Dataset:
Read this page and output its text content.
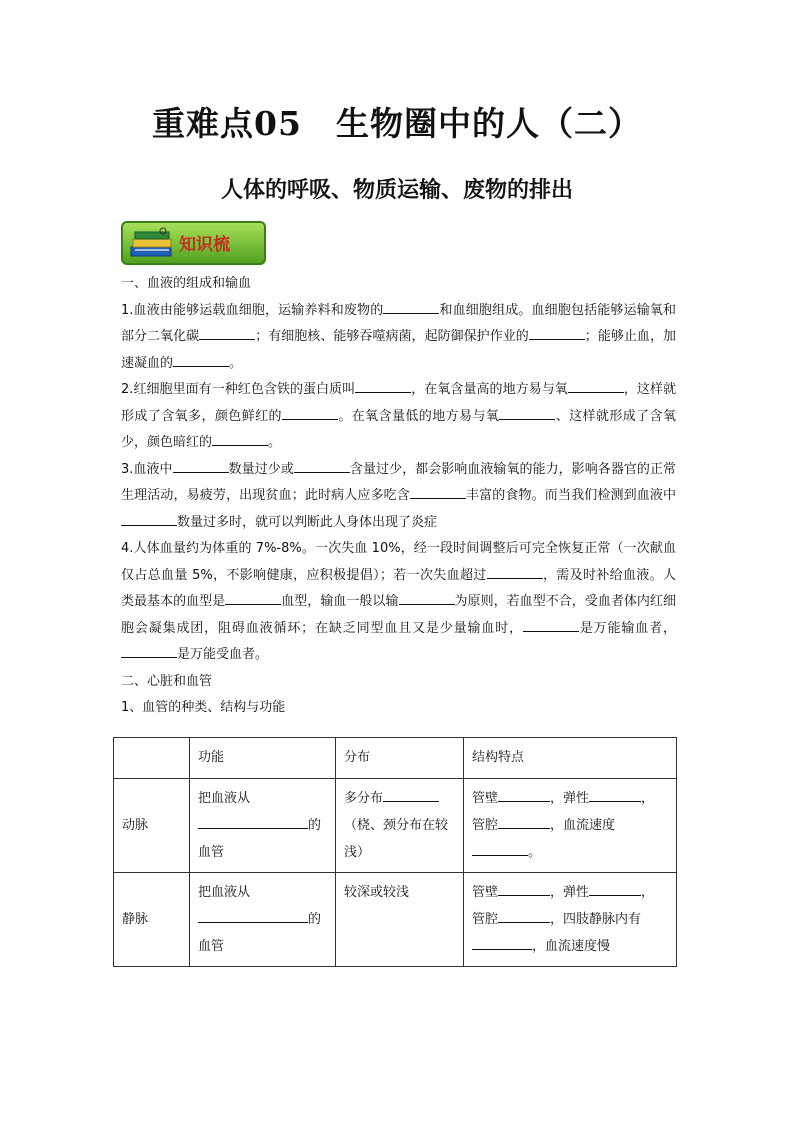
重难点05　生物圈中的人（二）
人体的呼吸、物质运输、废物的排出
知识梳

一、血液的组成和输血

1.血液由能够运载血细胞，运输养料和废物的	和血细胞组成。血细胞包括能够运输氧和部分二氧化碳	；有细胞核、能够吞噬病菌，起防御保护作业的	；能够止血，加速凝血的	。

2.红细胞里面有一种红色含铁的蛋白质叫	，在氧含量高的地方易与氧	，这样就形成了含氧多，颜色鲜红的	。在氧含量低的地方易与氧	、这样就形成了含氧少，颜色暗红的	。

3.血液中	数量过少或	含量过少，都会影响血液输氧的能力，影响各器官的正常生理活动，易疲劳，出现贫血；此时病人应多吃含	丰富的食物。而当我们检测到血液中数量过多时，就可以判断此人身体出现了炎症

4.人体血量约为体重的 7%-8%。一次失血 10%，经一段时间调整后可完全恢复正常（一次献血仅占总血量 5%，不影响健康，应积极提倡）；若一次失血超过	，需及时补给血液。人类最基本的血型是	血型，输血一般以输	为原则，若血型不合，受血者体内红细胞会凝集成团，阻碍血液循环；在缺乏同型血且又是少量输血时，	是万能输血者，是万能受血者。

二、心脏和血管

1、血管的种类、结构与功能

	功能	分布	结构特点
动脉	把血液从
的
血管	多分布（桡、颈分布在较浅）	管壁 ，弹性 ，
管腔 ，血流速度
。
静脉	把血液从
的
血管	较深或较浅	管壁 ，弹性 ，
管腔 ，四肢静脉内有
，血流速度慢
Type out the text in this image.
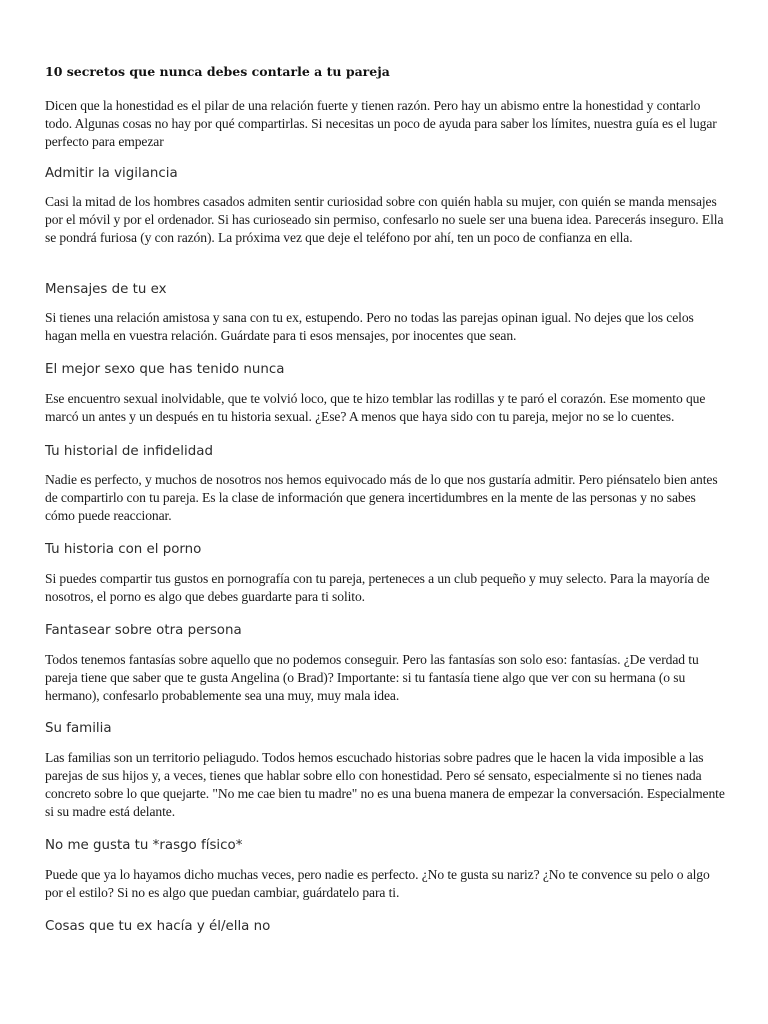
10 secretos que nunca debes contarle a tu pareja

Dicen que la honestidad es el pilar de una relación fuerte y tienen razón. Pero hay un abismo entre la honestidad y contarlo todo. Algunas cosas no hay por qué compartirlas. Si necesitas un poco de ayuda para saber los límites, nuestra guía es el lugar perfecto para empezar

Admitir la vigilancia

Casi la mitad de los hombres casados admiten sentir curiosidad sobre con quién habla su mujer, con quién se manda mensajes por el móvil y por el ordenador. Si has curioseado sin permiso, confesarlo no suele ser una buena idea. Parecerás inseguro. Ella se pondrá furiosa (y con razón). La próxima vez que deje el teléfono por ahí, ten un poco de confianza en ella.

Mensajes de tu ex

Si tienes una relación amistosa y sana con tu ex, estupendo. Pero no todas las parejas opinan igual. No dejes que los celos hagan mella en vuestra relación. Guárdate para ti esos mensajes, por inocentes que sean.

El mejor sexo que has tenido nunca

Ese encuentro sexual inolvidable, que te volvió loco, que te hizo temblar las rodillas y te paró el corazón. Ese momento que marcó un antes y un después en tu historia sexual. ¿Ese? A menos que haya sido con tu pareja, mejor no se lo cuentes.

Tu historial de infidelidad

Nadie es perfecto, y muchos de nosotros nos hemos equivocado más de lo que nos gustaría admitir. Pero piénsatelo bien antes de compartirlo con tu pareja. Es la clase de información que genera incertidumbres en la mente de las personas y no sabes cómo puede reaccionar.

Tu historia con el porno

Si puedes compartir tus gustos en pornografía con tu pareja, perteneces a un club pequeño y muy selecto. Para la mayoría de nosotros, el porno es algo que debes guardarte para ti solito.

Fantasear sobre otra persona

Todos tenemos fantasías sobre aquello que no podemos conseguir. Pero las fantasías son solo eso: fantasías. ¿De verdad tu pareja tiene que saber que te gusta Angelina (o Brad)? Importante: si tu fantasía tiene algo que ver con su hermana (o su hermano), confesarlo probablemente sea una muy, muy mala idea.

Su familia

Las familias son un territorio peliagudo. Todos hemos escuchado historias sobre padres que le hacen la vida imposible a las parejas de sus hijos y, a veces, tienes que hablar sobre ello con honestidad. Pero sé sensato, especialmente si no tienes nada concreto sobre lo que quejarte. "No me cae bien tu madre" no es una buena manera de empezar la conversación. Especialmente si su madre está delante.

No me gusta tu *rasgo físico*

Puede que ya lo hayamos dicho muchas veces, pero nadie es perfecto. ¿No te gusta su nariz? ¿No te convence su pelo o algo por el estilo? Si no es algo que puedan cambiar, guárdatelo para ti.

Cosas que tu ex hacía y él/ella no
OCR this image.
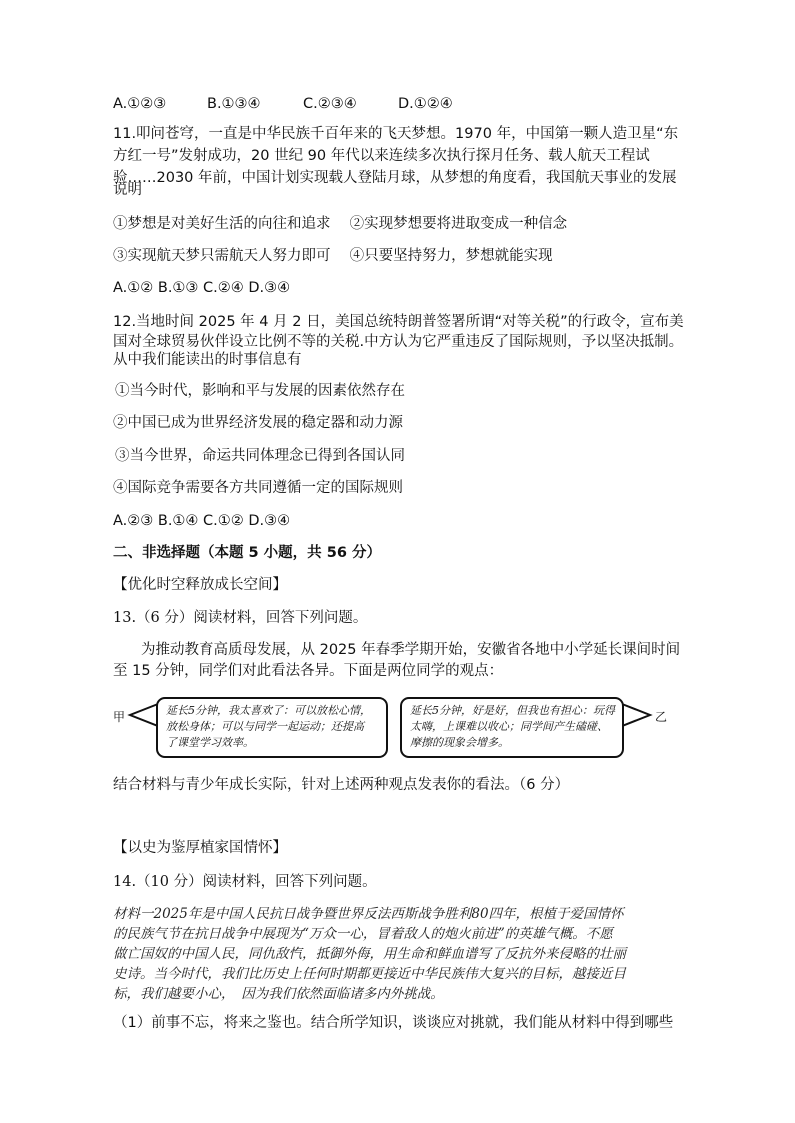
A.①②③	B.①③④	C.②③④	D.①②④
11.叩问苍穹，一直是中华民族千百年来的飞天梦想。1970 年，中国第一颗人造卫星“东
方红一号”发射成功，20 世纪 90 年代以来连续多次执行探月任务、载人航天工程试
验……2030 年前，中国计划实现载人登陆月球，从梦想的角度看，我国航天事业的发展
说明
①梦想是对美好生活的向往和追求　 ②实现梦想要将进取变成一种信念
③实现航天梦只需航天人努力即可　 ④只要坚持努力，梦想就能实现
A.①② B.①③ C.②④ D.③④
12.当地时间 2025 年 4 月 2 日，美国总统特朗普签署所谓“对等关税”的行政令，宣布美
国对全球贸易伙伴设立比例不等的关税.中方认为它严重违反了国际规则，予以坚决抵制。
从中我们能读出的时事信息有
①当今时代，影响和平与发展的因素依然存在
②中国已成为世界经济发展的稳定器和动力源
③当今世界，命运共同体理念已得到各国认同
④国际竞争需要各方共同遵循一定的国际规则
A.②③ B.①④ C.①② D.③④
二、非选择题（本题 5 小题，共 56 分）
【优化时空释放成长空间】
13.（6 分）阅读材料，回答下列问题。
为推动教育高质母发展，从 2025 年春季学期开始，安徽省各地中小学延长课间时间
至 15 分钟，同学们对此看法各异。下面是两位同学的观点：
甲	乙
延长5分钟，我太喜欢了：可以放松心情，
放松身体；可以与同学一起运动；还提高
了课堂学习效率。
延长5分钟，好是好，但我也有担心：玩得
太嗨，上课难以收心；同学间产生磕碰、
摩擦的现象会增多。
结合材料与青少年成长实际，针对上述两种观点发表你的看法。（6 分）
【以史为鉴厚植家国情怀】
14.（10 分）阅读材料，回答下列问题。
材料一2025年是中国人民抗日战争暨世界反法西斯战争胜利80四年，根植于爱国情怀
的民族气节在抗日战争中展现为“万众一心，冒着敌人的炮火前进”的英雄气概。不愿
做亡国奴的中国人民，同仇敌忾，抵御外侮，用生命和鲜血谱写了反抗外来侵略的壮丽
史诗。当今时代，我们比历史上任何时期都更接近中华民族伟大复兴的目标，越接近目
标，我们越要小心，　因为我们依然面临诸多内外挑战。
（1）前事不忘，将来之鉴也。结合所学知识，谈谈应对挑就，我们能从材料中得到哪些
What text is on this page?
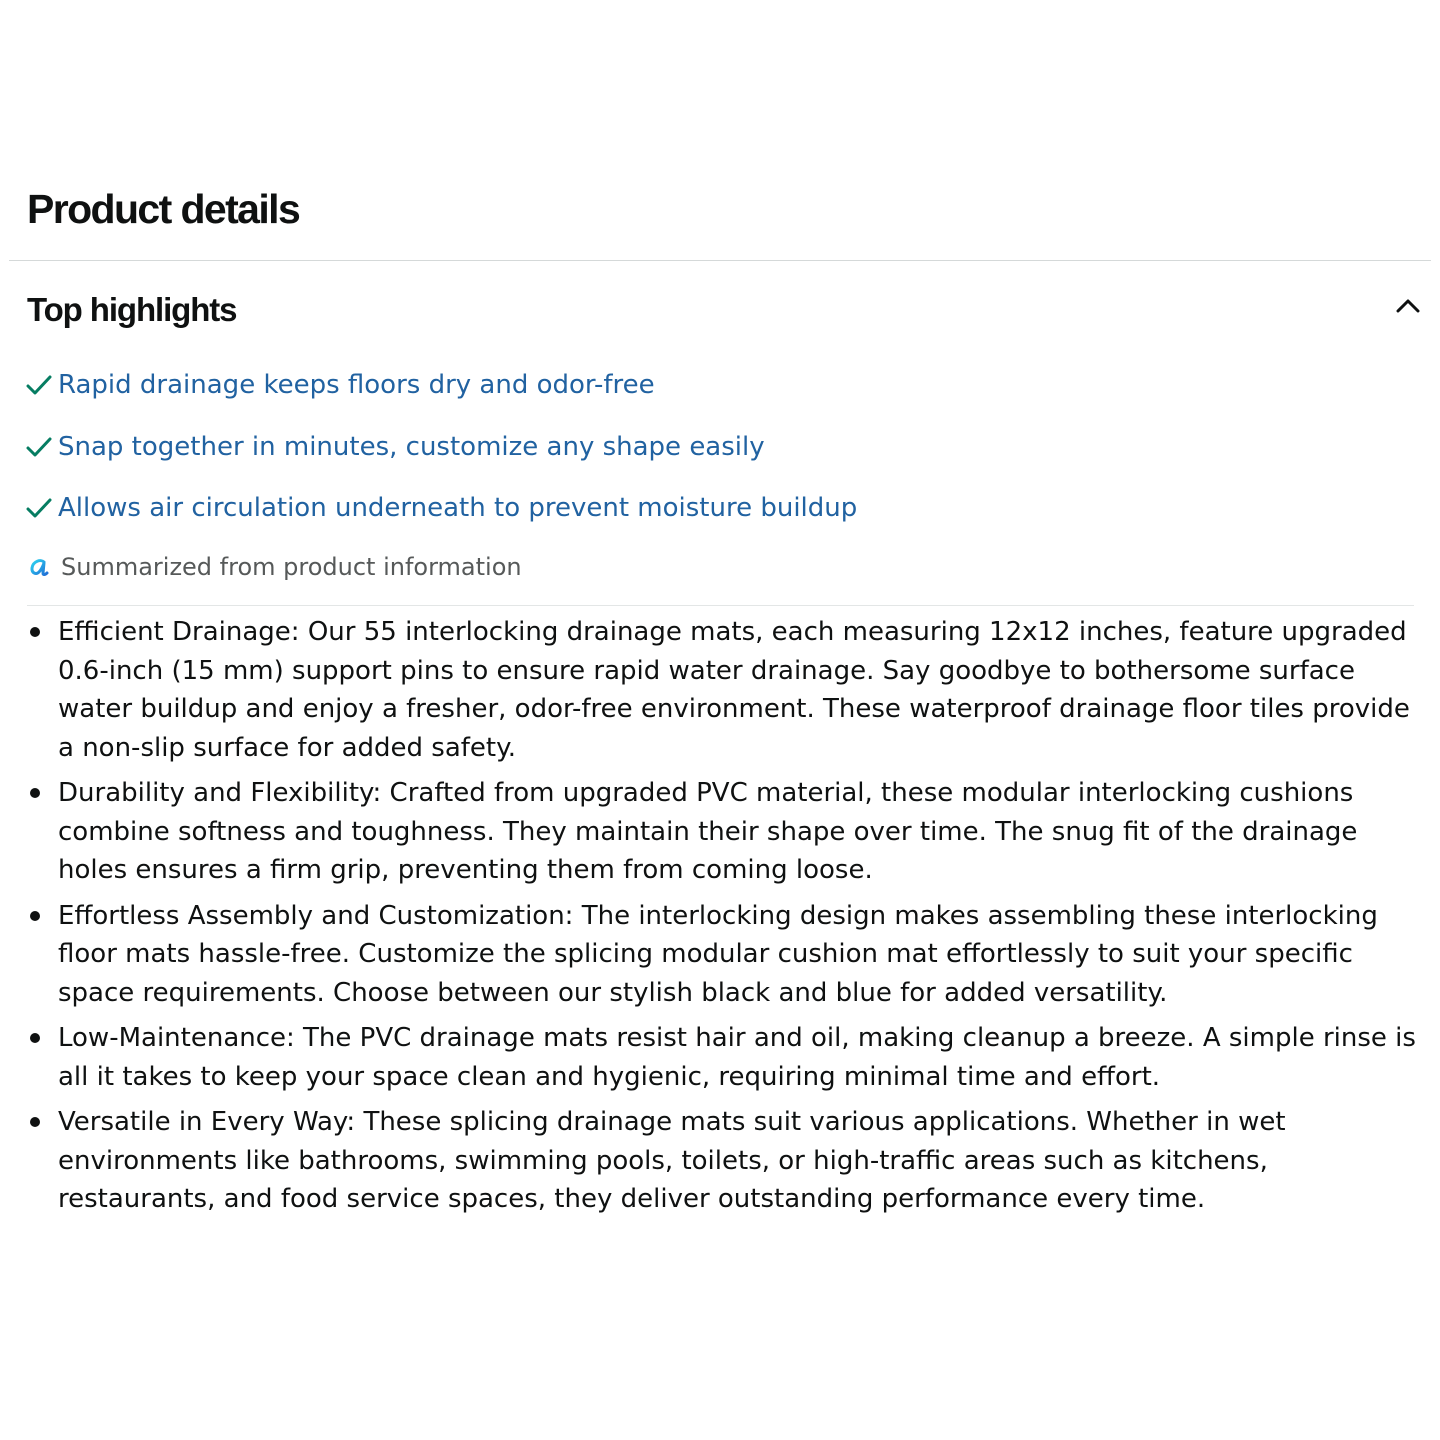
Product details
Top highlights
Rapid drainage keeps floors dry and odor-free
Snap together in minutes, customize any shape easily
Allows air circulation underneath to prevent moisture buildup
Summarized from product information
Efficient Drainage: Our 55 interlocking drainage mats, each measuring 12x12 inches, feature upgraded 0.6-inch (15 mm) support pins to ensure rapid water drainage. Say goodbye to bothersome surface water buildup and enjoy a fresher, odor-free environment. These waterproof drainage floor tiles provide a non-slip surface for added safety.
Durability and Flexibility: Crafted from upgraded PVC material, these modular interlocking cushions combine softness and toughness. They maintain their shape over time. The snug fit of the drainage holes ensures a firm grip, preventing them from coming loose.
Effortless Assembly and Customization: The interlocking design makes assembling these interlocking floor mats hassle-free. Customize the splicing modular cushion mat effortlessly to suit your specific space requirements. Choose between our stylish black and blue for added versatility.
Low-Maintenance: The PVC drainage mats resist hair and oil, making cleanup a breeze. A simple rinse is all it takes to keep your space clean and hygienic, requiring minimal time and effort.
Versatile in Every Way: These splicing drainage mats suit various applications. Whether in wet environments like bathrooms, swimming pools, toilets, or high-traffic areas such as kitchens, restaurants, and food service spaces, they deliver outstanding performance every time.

What you are asked to do: Write the listing above out again exactly, dropping each image.

Answer:
Read this page and output its text content.
重难点05　生物圈中的人（二）
人体的呼吸、物质运输、废物的排出
知识梳

一、血液的组成和输血

1.血液由能够运载血细胞，运输养料和废物的	和血细胞组成。血细胞包括能够运输氧和部分二氧化碳	；有细胞核、能够吞噬病菌，起防御保护作业的	；能够止血，加速凝血的	。

2.红细胞里面有一种红色含铁的蛋白质叫	，在氧含量高的地方易与氧	，这样就形成了含氧多，颜色鲜红的	。在氧含量低的地方易与氧	、这样就形成了含氧少，颜色暗红的	。

3.血液中	数量过少或	含量过少，都会影响血液输氧的能力，影响各器官的正常生理活动，易疲劳，出现贫血；此时病人应多吃含	丰富的食物。而当我们检测到血液中数量过多时，就可以判断此人身体出现了炎症

4.人体血量约为体重的 7%-8%。一次失血 10%，经一段时间调整后可完全恢复正常（一次献血仅占总血量 5%，不影响健康，应积极提倡）；若一次失血超过	，需及时补给血液。人类最基本的血型是	血型，输血一般以输	为原则，若血型不合，受血者体内红细胞会凝集成团，阻碍血液循环；在缺乏同型血且又是少量输血时，	是万能输血者，是万能受血者。

二、心脏和血管

1、血管的种类、结构与功能

	功能	分布	结构特点
动脉	把血液从
的
血管	多分布（桡、颈分布在较浅）	管壁 ，弹性 ，
管腔 ，血流速度
。
静脉	把血液从
的
血管	较深或较浅	管壁 ，弹性 ，
管腔 ，四肢静脉内有
，血流速度慢
Type out the text in this image.
10 secretos que nunca debes contarle a tu pareja

Dicen que la honestidad es el pilar de una relación fuerte y tienen razón. Pero hay un abismo entre la honestidad y contarlo todo. Algunas cosas no hay por qué compartirlas. Si necesitas un poco de ayuda para saber los límites, nuestra guía es el lugar perfecto para empezar

Admitir la vigilancia

Casi la mitad de los hombres casados admiten sentir curiosidad sobre con quién habla su mujer, con quién se manda mensajes por el móvil y por el ordenador. Si has curioseado sin permiso, confesarlo no suele ser una buena idea. Parecerás inseguro. Ella se pondrá furiosa (y con razón). La próxima vez que deje el teléfono por ahí, ten un poco de confianza en ella.

Mensajes de tu ex

Si tienes una relación amistosa y sana con tu ex, estupendo. Pero no todas las parejas opinan igual. No dejes que los celos hagan mella en vuestra relación. Guárdate para ti esos mensajes, por inocentes que sean.

El mejor sexo que has tenido nunca

Ese encuentro sexual inolvidable, que te volvió loco, que te hizo temblar las rodillas y te paró el corazón. Ese momento que marcó un antes y un después en tu historia sexual. ¿Ese? A menos que haya sido con tu pareja, mejor no se lo cuentes.

Tu historial de infidelidad

Nadie es perfecto, y muchos de nosotros nos hemos equivocado más de lo que nos gustaría admitir. Pero piénsatelo bien antes de compartirlo con tu pareja. Es la clase de información que genera incertidumbres en la mente de las personas y no sabes cómo puede reaccionar.

Tu historia con el porno

Si puedes compartir tus gustos en pornografía con tu pareja, perteneces a un club pequeño y muy selecto. Para la mayoría de nosotros, el porno es algo que debes guardarte para ti solito.

Fantasear sobre otra persona

Todos tenemos fantasías sobre aquello que no podemos conseguir. Pero las fantasías son solo eso: fantasías. ¿De verdad tu pareja tiene que saber que te gusta Angelina (o Brad)? Importante: si tu fantasía tiene algo que ver con su hermana (o su hermano), confesarlo probablemente sea una muy, muy mala idea.

Su familia

Las familias son un territorio peliagudo. Todos hemos escuchado historias sobre padres que le hacen la vida imposible a las parejas de sus hijos y, a veces, tienes que hablar sobre ello con honestidad. Pero sé sensato, especialmente si no tienes nada concreto sobre lo que quejarte. "No me cae bien tu madre" no es una buena manera de empezar la conversación. Especialmente si su madre está delante.

No me gusta tu *rasgo físico*

Puede que ya lo hayamos dicho muchas veces, pero nadie es perfecto. ¿No te gusta su nariz? ¿No te convence su pelo o algo por el estilo? Si no es algo que puedan cambiar, guárdatelo para ti.

Cosas que tu ex hacía y él/ella no
OCR this image.
A.①②③	B.①③④	C.②③④	D.①②④
11.叩问苍穹，一直是中华民族千百年来的飞天梦想。1970 年，中国第一颗人造卫星“东
方红一号”发射成功，20 世纪 90 年代以来连续多次执行探月任务、载人航天工程试
验……2030 年前，中国计划实现载人登陆月球，从梦想的角度看，我国航天事业的发展
说明
①梦想是对美好生活的向往和追求　 ②实现梦想要将进取变成一种信念
③实现航天梦只需航天人努力即可　 ④只要坚持努力，梦想就能实现
A.①② B.①③ C.②④ D.③④
12.当地时间 2025 年 4 月 2 日，美国总统特朗普签署所谓“对等关税”的行政令，宣布美
国对全球贸易伙伴设立比例不等的关税.中方认为它严重违反了国际规则，予以坚决抵制。
从中我们能读出的时事信息有
①当今时代，影响和平与发展的因素依然存在
②中国已成为世界经济发展的稳定器和动力源
③当今世界，命运共同体理念已得到各国认同
④国际竞争需要各方共同遵循一定的国际规则
A.②③ B.①④ C.①② D.③④
二、非选择题（本题 5 小题，共 56 分）
【优化时空释放成长空间】
13.（6 分）阅读材料，回答下列问题。
为推动教育高质母发展，从 2025 年春季学期开始，安徽省各地中小学延长课间时间
至 15 分钟，同学们对此看法各异。下面是两位同学的观点：
甲	乙
延长5分钟，我太喜欢了：可以放松心情，
放松身体；可以与同学一起运动；还提高
了课堂学习效率。
延长5分钟，好是好，但我也有担心：玩得
太嗨，上课难以收心；同学间产生磕碰、
摩擦的现象会增多。
结合材料与青少年成长实际，针对上述两种观点发表你的看法。（6 分）
【以史为鉴厚植家国情怀】
14.（10 分）阅读材料，回答下列问题。
材料一2025年是中国人民抗日战争暨世界反法西斯战争胜利80四年，根植于爱国情怀
的民族气节在抗日战争中展现为“万众一心，冒着敌人的炮火前进”的英雄气概。不愿
做亡国奴的中国人民，同仇敌忾，抵御外侮，用生命和鲜血谱写了反抗外来侵略的壮丽
史诗。当今时代，我们比历史上任何时期都更接近中华民族伟大复兴的目标，越接近目
标，我们越要小心，　因为我们依然面临诸多内外挑战。
（1）前事不忘，将来之鉴也。结合所学知识，谈谈应对挑就，我们能从材料中得到哪些
What text is on this page?
Product details
Top highlights
Rapid drainage keeps floors dry and odor-free
Snap together in minutes, customize any shape easily
Allows air circulation underneath to prevent moisture buildup
Summarized from product information
Efficient Drainage: Our 55 interlocking drainage mats, each measuring 12x12 inches, feature upgraded 0.6-inch (15 mm) support pins to ensure rapid water drainage. Say goodbye to bothersome surface water buildup and enjoy a fresher, odor-free environment. These waterproof drainage floor tiles provide a non-slip surface for added safety.
Durability and Flexibility: Crafted from upgraded PVC material, these modular interlocking cushions combine softness and toughness. They maintain their shape over time. The snug fit of the drainage holes ensures a firm grip, preventing them from coming loose.
Effortless Assembly and Customization: The interlocking design makes assembling these interlocking floor mats hassle-free. Customize the splicing modular cushion mat effortlessly to suit your specific space requirements. Choose between our stylish black and blue for added versatility.
Low-Maintenance: The PVC drainage mats resist hair and oil, making cleanup a breeze. A simple rinse is all it takes to keep your space clean and hygienic, requiring minimal time and effort.
Versatile in Every Way: These splicing drainage mats suit various applications. Whether in wet environments like bathrooms, swimming pools, toilets, or high-traffic areas such as kitchens, restaurants, and food service spaces, they deliver outstanding performance every time.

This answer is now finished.